• Challenge: Find the string "critérios" in the records. Copy every line it appears in.

• The data:
------------------------------

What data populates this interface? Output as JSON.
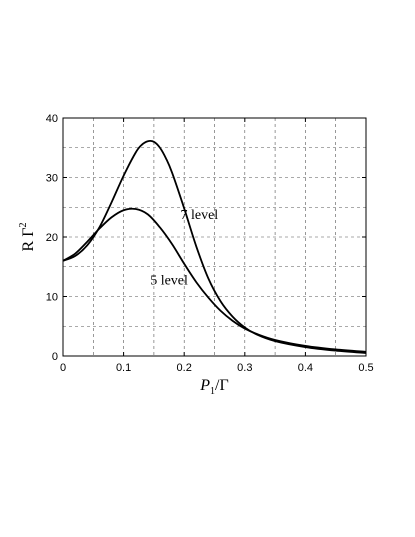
{
  "chart_data": {
    "type": "line",
    "xlabel": {
      "main": "P",
      "sub": "1",
      "rest": "/Γ"
    },
    "ylabel": {
      "main": "R Γ",
      "sup": "2"
    },
    "xlim": [
      0,
      0.5
    ],
    "ylim": [
      0,
      40
    ],
    "xticks": [
      0,
      0.1,
      0.2,
      0.3,
      0.4,
      0.5
    ],
    "yticks": [
      0,
      10,
      20,
      30,
      40
    ],
    "xtick_labels": [
      "0",
      "0.1",
      "0.2",
      "0.3",
      "0.4",
      "0.5"
    ],
    "ytick_labels": [
      "0",
      "10",
      "20",
      "30",
      "40"
    ],
    "grid": true,
    "series": [
      {
        "name": "7 level",
        "x": [
          0,
          0.02,
          0.04,
          0.06,
          0.08,
          0.1,
          0.12,
          0.13,
          0.14,
          0.15,
          0.16,
          0.17,
          0.18,
          0.2,
          0.22,
          0.24,
          0.26,
          0.28,
          0.3,
          0.32,
          0.35,
          0.4,
          0.45,
          0.5
        ],
        "y": [
          16,
          16.8,
          18.6,
          21.6,
          25.8,
          30.3,
          34.2,
          35.5,
          36.1,
          36.0,
          35.0,
          33.2,
          30.8,
          24.8,
          18.4,
          13.0,
          9.2,
          6.6,
          4.8,
          3.6,
          2.5,
          1.5,
          0.9,
          0.5
        ]
      },
      {
        "name": "5 level",
        "x": [
          0,
          0.02,
          0.04,
          0.06,
          0.08,
          0.1,
          0.12,
          0.14,
          0.16,
          0.18,
          0.2,
          0.22,
          0.24,
          0.26,
          0.28,
          0.3,
          0.32,
          0.35,
          0.4,
          0.45,
          0.5
        ],
        "y": [
          16,
          17.2,
          19.2,
          21.4,
          23.3,
          24.5,
          24.7,
          23.8,
          21.6,
          18.8,
          15.5,
          12.4,
          9.8,
          7.6,
          5.9,
          4.6,
          3.7,
          2.7,
          1.7,
          1.1,
          0.7
        ]
      }
    ],
    "annotations": [
      {
        "text": "7 level",
        "x": 0.225,
        "y": 23
      },
      {
        "text": "5 level",
        "x": 0.175,
        "y": 12
      }
    ]
  }
}
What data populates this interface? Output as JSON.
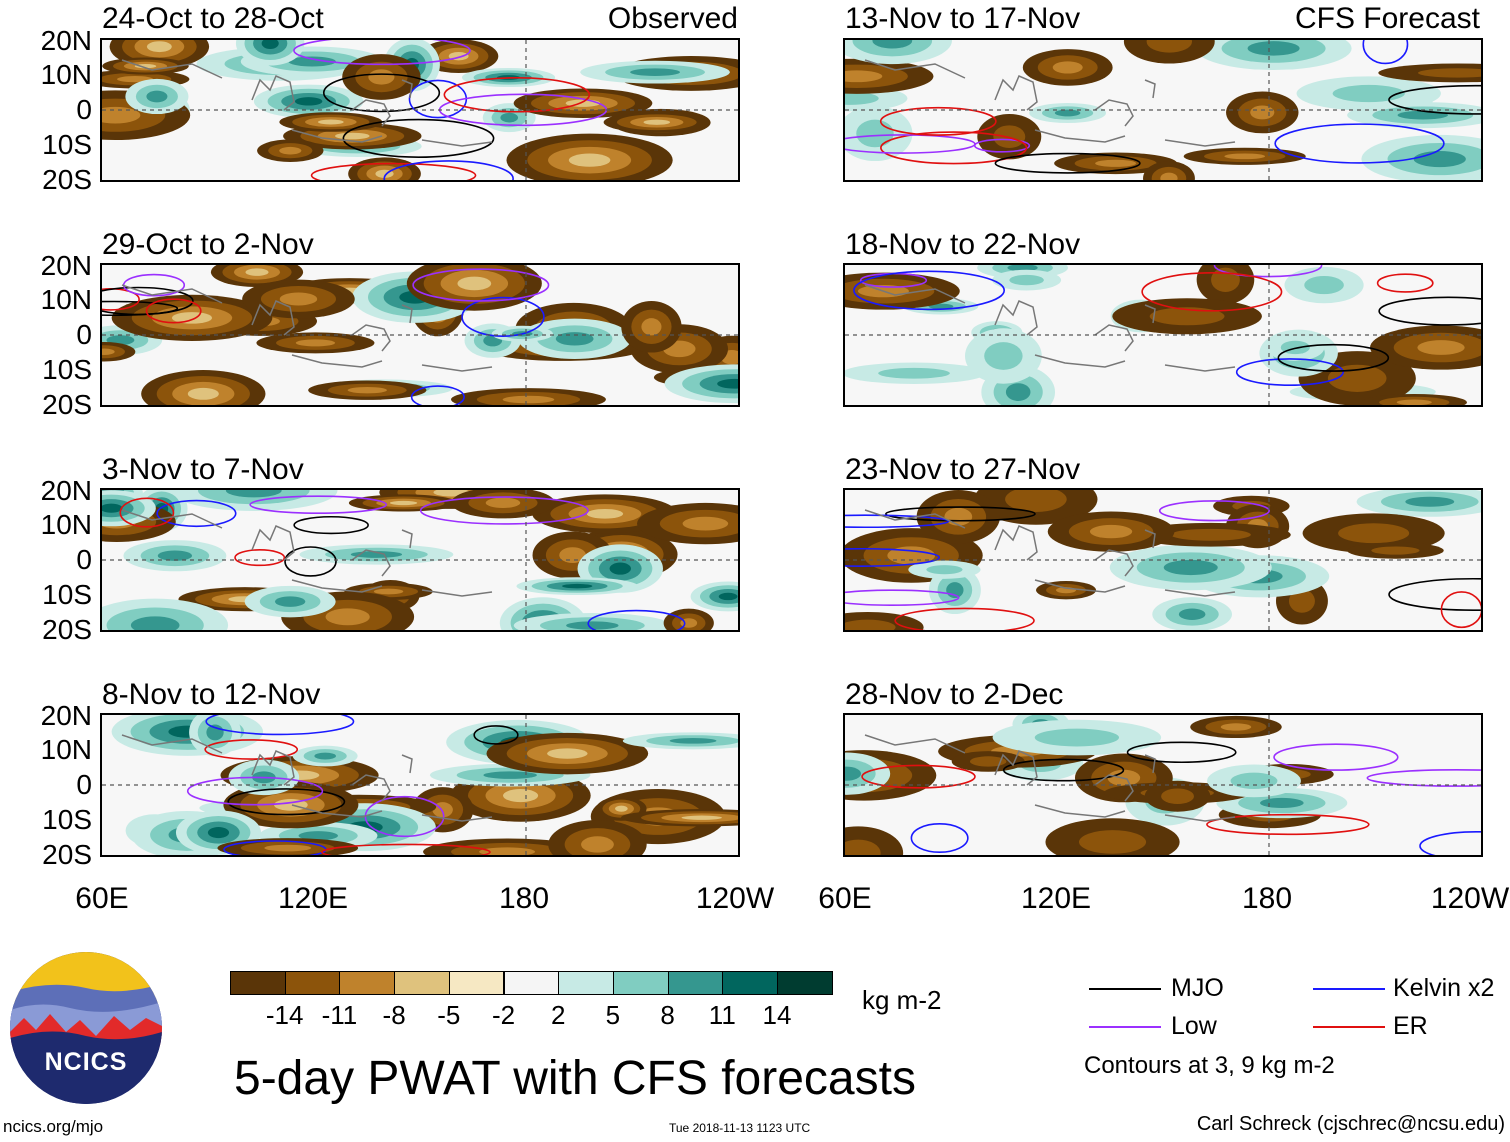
{
  "header": {
    "observed_label": "Observed",
    "forecast_label": "CFS Forecast"
  },
  "panels": [
    {
      "title": "24-Oct to 28-Oct"
    },
    {
      "title": "29-Oct to 2-Nov"
    },
    {
      "title": "3-Nov to 7-Nov"
    },
    {
      "title": "8-Nov to 12-Nov"
    },
    {
      "title": "13-Nov to 17-Nov"
    },
    {
      "title": "18-Nov to 22-Nov"
    },
    {
      "title": "23-Nov to 27-Nov"
    },
    {
      "title": "28-Nov to 2-Dec"
    }
  ],
  "axes": {
    "lat_ticks": [
      "20N",
      "10N",
      "0",
      "10S",
      "20S"
    ],
    "lon_ticks": [
      "60E",
      "120E",
      "180",
      "120W"
    ]
  },
  "colorbar": {
    "units": "kg m-2",
    "labels": [
      "-14",
      "-11",
      "-8",
      "-5",
      "-2",
      "2",
      "5",
      "8",
      "11",
      "14"
    ],
    "colors": [
      "#5a3508",
      "#8c540b",
      "#bf822c",
      "#dfc27d",
      "#f6e8c3",
      "#f5f5f5",
      "#c7eae5",
      "#80cdc1",
      "#35978f",
      "#01665e",
      "#003c30"
    ]
  },
  "legend": {
    "items": [
      {
        "label": "MJO",
        "color": "#000000"
      },
      {
        "label": "Kelvin x2",
        "color": "#1a1aff"
      },
      {
        "label": "Low",
        "color": "#9b30ff"
      },
      {
        "label": "ER",
        "color": "#e01010"
      }
    ],
    "note": "Contours at 3, 9 kg m-2"
  },
  "title": "5-day PWAT with CFS forecasts",
  "logo_text": "NCICS",
  "footer": {
    "left": "ncics.org/mjo",
    "timestamp": "Tue 2018-11-13 1123 UTC",
    "credit": "Carl Schreck (cjschrec@ncsu.edu)"
  }
}
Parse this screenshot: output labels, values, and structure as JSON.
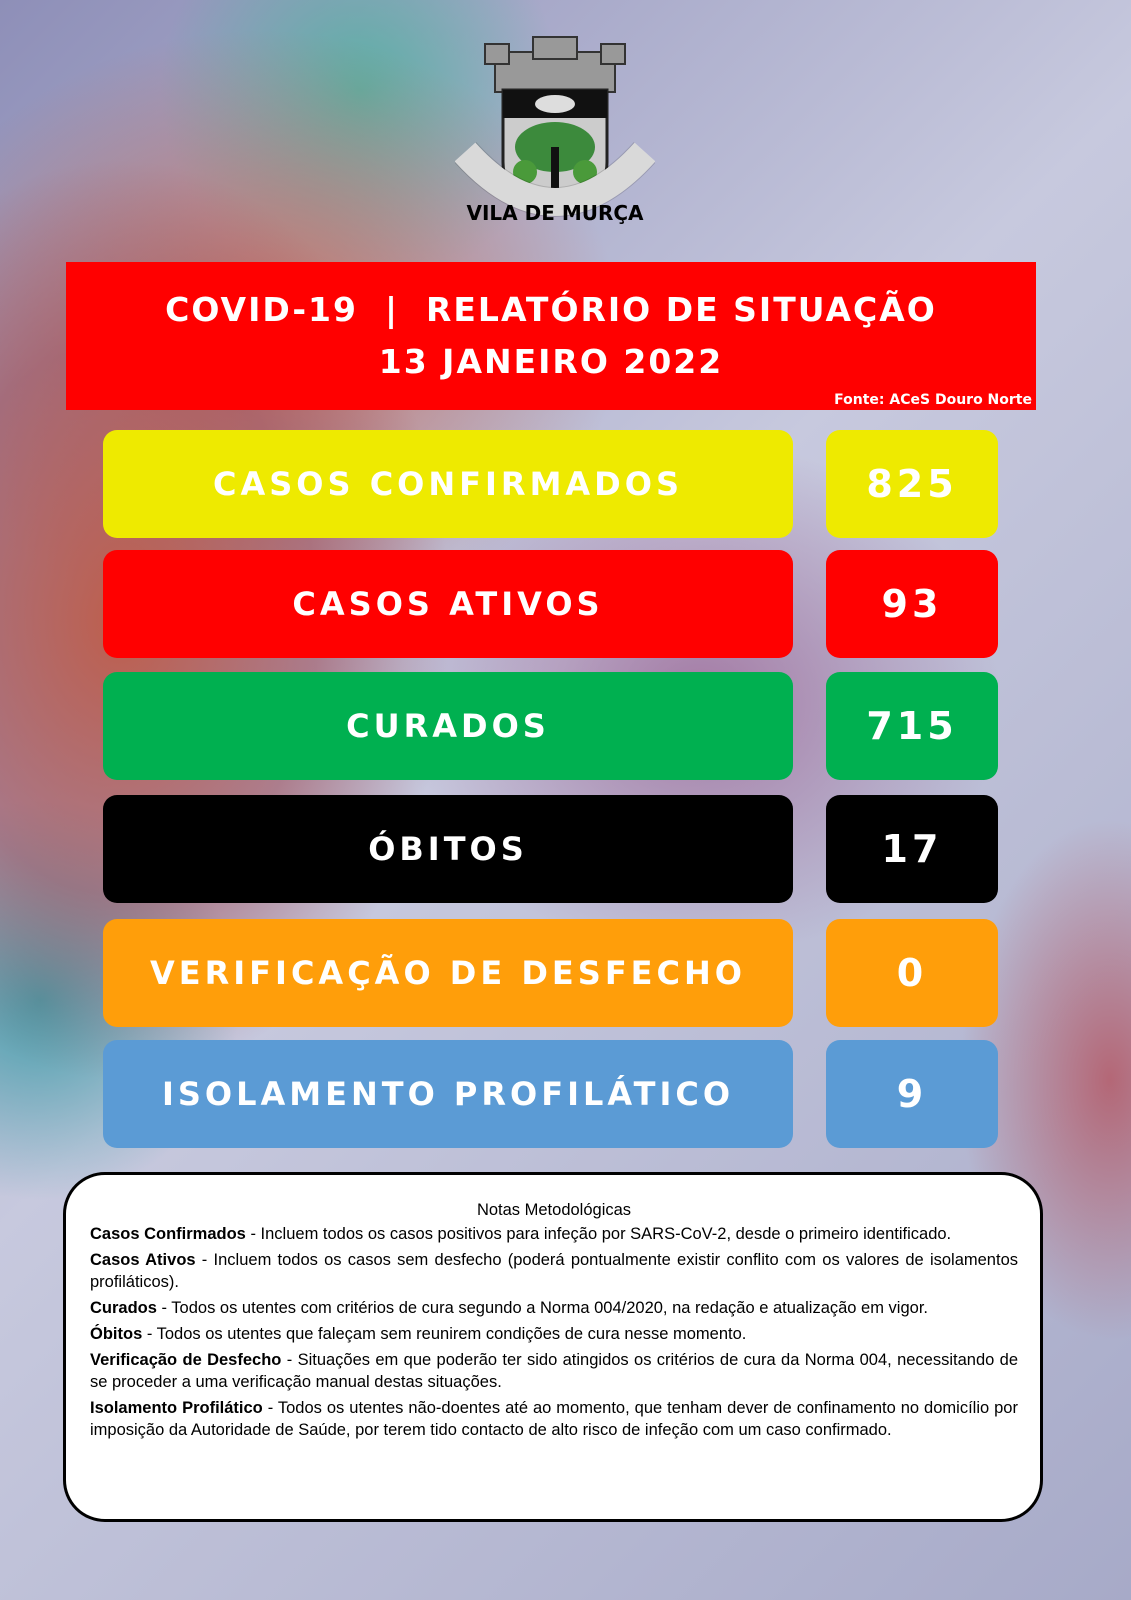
{
  "logo": {
    "text": "VILA DE MURÇA"
  },
  "header": {
    "title": "COVID-19  |  RELATÓRIO DE SITUAÇÃO",
    "date": "13 JANEIRO 2022",
    "source": "Fonte: ACeS Douro Norte"
  },
  "stats": [
    {
      "label": "CASOS CONFIRMADOS",
      "value": "825",
      "color": "#eeea00"
    },
    {
      "label": "CASOS ATIVOS",
      "value": "93",
      "color": "#ff0000"
    },
    {
      "label": "CURADOS",
      "value": "715",
      "color": "#00b050"
    },
    {
      "label": "ÓBITOS",
      "value": "17",
      "color": "#000000"
    },
    {
      "label": "VERIFICAÇÃO DE DESFECHO",
      "value": "0",
      "color": "#ff9e0a"
    },
    {
      "label": "ISOLAMENTO PROFILÁTICO",
      "value": "9",
      "color": "#5b9bd5"
    }
  ],
  "notes": {
    "title": "Notas Metodológicas",
    "items": [
      {
        "term": "Casos Confirmados",
        "text": " - Incluem todos os casos positivos para infeção por SARS-CoV-2, desde o primeiro identificado."
      },
      {
        "term": "Casos Ativos",
        "text": " - Incluem todos os casos sem desfecho (poderá pontualmente existir conflito com os valores de isolamentos profiláticos)."
      },
      {
        "term": "Curados",
        "text": " - Todos os utentes com critérios de cura segundo a Norma 004/2020, na redação e atualização em vigor."
      },
      {
        "term": "Óbitos",
        "text": " - Todos os utentes que faleçam sem reunirem condições de cura nesse momento."
      },
      {
        "term": "Verificação de Desfecho",
        "text": " - Situações em que poderão ter sido atingidos os critérios de cura da Norma 004, necessitando de se proceder a uma verificação manual destas situações."
      },
      {
        "term": "Isolamento Profilático",
        "text": " - Todos os utentes não-doentes até ao momento, que tenham dever de confinamento no domicílio por imposição da Autoridade de Saúde, por terem tido contacto de alto risco de infeção com um caso confirmado."
      }
    ]
  }
}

------------------------------

• Reply to the exercise:
        "text": " - Todos os utentes com critérios de cura segundo a Norma 004/2020, na redação e atualização em vigor."
        "text": " - Situações em que poderão ter sido atingidos os critérios de cura da Norma 004, necessitando de se proceder a uma verificação manual destas situações."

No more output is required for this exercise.